● **Your instructions**: What is the number of lines holding the word "name"? Give that number alone.

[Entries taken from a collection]

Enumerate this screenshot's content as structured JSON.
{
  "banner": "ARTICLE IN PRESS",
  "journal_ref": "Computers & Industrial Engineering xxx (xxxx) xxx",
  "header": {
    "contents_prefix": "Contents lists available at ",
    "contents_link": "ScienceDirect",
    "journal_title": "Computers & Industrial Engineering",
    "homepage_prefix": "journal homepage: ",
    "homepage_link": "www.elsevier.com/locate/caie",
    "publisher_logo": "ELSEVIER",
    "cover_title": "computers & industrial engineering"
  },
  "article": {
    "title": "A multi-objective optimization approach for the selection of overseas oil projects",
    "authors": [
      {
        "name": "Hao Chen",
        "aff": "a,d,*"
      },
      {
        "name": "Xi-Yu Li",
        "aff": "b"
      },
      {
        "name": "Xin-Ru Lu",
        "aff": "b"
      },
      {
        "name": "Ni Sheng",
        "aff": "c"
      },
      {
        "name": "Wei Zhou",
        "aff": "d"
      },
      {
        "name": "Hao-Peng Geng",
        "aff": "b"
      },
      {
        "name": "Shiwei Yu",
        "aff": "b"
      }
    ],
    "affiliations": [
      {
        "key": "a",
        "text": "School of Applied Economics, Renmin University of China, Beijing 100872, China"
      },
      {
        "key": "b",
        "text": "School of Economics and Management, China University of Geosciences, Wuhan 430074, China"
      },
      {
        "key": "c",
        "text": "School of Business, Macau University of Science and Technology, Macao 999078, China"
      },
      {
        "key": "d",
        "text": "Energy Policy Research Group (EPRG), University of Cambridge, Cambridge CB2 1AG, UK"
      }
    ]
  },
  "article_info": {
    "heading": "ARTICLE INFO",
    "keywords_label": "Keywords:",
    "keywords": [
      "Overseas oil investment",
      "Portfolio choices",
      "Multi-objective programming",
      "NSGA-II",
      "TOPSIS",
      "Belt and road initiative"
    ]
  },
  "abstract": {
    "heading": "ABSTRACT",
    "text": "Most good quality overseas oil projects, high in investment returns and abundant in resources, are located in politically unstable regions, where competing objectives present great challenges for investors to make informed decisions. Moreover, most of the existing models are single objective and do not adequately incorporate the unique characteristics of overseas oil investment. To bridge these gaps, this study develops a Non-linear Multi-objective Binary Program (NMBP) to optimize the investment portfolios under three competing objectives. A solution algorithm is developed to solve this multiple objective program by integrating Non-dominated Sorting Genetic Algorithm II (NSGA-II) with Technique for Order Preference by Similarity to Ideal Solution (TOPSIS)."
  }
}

● **Solution below**: 7